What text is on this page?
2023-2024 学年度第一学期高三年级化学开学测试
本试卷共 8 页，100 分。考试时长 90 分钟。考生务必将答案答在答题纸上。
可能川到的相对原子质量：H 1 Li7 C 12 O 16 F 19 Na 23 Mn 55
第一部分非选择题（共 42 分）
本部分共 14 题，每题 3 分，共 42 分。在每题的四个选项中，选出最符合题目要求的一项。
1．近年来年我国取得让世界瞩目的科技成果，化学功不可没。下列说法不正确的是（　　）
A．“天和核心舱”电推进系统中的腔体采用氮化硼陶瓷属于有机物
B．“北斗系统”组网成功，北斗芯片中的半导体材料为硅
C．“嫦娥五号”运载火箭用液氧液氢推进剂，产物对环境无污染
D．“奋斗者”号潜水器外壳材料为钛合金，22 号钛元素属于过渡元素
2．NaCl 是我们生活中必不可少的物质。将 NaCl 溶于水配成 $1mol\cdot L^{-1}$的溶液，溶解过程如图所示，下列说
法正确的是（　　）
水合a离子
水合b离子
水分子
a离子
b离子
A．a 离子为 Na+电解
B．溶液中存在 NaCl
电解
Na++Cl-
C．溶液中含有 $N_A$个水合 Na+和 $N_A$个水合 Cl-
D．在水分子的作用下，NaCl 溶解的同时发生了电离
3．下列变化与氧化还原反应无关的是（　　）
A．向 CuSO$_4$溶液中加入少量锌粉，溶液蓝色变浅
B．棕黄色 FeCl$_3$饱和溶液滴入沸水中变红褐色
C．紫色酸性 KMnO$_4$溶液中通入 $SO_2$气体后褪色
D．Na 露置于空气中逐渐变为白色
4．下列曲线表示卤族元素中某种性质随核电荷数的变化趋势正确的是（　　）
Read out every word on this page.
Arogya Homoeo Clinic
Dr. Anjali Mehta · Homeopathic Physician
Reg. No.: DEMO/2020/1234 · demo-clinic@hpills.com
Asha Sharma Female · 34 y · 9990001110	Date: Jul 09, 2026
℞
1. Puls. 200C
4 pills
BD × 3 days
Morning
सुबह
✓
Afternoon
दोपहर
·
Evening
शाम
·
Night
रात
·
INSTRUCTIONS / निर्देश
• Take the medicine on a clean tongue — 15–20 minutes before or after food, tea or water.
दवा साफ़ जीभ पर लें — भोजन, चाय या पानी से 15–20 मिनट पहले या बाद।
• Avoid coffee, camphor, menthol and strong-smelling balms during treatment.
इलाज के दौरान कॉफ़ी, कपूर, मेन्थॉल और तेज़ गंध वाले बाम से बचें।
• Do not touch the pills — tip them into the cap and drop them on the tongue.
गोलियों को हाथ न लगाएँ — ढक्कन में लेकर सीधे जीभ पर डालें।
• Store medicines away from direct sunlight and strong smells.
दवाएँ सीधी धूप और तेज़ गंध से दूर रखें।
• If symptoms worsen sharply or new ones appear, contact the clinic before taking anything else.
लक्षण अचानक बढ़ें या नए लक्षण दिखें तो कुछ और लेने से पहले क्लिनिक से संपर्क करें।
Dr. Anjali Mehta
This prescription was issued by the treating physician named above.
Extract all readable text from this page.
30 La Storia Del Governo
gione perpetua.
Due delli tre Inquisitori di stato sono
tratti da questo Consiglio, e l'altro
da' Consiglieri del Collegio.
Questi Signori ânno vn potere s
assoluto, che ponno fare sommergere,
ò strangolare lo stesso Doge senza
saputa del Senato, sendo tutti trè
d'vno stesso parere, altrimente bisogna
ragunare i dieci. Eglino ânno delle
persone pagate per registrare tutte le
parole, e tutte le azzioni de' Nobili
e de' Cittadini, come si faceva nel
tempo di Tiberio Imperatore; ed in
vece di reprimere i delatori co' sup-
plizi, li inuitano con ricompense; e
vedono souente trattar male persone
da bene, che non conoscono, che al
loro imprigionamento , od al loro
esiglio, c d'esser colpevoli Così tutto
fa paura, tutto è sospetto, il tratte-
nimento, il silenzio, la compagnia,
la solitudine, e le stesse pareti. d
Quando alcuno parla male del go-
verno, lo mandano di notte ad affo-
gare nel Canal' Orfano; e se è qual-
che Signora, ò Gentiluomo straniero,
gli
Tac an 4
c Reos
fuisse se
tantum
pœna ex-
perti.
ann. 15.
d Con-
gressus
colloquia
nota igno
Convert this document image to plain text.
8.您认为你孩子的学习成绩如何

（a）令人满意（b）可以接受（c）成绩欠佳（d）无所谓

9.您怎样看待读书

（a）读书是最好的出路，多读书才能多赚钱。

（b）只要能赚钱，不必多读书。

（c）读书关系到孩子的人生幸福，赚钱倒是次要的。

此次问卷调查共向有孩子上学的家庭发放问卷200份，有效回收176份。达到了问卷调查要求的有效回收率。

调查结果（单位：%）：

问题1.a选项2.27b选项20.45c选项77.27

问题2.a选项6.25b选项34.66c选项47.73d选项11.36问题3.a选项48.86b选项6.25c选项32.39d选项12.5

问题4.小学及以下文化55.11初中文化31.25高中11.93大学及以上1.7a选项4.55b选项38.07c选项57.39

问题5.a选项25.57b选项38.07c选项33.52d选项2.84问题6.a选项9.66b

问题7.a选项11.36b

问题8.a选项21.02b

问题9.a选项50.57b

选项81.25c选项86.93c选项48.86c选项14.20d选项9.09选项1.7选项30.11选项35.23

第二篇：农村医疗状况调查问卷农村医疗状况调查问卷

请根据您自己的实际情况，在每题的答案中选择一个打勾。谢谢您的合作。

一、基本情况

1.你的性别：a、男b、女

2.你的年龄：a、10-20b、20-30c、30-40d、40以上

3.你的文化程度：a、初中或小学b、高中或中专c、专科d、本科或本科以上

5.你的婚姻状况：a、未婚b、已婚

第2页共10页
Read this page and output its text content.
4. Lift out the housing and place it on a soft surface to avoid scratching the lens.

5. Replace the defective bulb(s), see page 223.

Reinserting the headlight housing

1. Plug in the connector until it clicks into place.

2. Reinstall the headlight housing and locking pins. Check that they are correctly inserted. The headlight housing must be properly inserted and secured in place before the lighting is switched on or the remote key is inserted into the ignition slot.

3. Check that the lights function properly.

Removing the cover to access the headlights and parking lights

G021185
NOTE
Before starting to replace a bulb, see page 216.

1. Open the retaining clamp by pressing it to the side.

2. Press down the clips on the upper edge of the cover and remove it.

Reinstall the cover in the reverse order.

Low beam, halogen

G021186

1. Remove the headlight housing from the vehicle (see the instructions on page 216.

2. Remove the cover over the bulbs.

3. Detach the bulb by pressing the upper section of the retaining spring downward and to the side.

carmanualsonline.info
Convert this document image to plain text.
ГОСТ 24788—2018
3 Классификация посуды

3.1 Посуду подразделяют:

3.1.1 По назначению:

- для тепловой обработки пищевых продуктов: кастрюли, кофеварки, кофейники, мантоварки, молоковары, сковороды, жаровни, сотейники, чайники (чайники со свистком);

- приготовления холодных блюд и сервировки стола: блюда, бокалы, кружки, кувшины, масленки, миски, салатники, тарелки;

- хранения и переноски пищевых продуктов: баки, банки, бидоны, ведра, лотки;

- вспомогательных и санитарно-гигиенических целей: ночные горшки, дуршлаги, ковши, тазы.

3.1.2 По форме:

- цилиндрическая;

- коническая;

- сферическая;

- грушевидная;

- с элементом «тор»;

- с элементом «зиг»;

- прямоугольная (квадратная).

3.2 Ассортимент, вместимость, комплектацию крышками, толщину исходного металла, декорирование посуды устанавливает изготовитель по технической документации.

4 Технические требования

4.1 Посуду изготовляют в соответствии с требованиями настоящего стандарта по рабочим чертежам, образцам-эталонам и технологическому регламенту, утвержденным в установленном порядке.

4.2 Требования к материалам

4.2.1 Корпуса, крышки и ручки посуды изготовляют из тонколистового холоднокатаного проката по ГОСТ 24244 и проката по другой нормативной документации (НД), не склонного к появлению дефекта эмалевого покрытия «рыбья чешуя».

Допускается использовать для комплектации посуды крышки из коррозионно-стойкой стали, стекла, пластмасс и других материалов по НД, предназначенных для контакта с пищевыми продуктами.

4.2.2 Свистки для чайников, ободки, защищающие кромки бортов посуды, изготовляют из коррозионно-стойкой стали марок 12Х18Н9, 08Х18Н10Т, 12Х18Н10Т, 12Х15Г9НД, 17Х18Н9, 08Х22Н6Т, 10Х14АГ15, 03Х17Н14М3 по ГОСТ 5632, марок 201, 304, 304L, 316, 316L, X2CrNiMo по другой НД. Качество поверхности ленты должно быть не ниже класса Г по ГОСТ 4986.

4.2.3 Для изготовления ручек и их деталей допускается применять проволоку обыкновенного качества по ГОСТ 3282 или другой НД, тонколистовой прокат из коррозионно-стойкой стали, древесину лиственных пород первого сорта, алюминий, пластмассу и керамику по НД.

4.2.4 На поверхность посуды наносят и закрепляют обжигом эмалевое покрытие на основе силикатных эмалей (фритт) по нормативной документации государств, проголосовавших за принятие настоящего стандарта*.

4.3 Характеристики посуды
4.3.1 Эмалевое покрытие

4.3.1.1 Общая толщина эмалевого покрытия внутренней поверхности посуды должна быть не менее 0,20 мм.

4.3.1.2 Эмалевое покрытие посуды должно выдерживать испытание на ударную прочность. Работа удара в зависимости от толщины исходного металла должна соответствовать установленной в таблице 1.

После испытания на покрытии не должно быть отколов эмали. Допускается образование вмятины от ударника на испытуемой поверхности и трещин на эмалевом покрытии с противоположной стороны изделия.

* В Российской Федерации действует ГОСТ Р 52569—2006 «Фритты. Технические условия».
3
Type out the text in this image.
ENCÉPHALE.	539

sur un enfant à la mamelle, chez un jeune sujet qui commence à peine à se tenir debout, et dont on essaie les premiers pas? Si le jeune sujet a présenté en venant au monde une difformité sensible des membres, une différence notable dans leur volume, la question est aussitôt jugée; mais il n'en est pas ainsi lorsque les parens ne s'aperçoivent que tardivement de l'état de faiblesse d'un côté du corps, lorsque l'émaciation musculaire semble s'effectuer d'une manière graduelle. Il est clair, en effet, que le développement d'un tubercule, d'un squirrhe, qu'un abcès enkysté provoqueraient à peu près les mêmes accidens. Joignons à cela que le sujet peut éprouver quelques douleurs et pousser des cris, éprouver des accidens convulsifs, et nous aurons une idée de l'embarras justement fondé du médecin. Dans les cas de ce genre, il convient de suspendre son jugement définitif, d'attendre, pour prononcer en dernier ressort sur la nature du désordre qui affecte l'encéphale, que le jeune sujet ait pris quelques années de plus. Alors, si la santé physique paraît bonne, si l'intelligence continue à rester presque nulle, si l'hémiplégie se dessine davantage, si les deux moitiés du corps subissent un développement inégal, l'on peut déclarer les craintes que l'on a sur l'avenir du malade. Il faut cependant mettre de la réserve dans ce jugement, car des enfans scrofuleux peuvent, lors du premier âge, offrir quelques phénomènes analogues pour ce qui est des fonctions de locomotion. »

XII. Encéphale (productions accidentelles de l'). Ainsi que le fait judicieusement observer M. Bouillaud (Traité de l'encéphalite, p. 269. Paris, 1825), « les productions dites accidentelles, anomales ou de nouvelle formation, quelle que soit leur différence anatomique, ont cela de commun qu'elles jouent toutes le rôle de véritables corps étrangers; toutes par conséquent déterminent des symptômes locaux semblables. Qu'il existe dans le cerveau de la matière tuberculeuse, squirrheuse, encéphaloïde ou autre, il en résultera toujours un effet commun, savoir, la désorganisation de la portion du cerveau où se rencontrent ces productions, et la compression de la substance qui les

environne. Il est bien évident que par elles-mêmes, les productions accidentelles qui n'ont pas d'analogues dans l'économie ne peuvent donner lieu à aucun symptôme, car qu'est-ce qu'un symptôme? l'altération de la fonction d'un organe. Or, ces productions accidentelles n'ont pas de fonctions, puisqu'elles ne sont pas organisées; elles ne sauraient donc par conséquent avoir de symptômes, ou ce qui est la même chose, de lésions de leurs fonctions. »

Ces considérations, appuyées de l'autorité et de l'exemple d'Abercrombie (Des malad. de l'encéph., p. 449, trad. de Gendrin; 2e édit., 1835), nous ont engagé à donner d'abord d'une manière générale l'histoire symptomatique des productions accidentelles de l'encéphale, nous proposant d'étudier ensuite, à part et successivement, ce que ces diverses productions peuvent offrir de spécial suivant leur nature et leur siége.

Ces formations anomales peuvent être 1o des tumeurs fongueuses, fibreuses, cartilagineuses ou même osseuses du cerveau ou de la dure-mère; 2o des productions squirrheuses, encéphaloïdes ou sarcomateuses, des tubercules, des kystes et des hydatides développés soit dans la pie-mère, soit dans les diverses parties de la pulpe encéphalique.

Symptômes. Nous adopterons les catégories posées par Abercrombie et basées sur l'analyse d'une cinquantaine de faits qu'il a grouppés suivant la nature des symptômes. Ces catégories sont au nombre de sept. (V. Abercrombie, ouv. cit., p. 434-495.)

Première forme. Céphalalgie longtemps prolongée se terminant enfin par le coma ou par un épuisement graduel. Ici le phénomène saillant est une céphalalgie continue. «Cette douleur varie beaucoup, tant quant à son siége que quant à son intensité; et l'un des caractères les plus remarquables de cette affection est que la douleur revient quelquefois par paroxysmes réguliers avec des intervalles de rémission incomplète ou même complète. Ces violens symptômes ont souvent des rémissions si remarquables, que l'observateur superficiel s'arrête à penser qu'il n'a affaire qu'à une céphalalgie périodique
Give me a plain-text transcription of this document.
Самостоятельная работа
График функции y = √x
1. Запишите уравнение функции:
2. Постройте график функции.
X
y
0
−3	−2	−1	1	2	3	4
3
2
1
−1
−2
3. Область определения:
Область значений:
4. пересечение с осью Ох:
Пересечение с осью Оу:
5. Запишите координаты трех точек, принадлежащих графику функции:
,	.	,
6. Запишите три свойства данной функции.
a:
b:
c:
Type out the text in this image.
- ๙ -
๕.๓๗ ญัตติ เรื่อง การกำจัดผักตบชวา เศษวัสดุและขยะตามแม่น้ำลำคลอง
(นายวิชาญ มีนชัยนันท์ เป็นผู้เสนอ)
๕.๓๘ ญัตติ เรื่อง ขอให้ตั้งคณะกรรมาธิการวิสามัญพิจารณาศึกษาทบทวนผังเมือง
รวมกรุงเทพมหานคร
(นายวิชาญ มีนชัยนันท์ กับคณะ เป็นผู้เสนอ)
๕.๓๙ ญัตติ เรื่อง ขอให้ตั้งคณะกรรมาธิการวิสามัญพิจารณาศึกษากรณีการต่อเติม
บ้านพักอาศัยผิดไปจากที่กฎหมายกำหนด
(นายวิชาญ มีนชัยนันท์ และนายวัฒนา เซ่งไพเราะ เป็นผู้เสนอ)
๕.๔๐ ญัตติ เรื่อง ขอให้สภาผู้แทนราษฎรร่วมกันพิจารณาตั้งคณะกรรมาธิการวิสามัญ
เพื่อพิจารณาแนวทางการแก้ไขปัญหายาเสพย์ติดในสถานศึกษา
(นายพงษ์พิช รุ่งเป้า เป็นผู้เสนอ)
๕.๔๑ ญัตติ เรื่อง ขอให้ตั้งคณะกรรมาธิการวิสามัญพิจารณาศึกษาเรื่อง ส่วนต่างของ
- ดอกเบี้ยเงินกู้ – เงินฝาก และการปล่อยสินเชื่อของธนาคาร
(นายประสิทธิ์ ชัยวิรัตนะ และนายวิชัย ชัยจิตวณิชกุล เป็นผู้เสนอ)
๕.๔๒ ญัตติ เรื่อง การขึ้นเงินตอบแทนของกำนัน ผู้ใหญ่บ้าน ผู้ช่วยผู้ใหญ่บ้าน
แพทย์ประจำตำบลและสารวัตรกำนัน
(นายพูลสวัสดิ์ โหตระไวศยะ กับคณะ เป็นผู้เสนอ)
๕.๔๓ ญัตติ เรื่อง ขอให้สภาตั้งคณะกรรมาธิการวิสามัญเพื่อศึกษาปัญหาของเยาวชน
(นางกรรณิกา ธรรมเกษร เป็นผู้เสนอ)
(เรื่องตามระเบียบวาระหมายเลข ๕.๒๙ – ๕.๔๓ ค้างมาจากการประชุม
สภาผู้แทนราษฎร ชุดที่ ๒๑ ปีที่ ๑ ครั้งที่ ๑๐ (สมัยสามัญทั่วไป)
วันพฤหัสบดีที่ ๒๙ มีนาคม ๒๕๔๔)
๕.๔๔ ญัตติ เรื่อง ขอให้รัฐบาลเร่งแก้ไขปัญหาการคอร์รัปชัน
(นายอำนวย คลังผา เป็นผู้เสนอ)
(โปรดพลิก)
----
# [WRITTEN PROBLEM]
Locate the lines above that hold the word "продуктов". Show every one of them.

# [RESPONSE]
- для тепловой обработки пищевых продуктов: кастрюли, кофеварки, кофейники, мантоварки, молоковары, сковороды, жаровни, сотейники, чайники (чайники со свистком);
- хранения и переноски пищевых продуктов: баки, банки, бидоны, ведра, лотки;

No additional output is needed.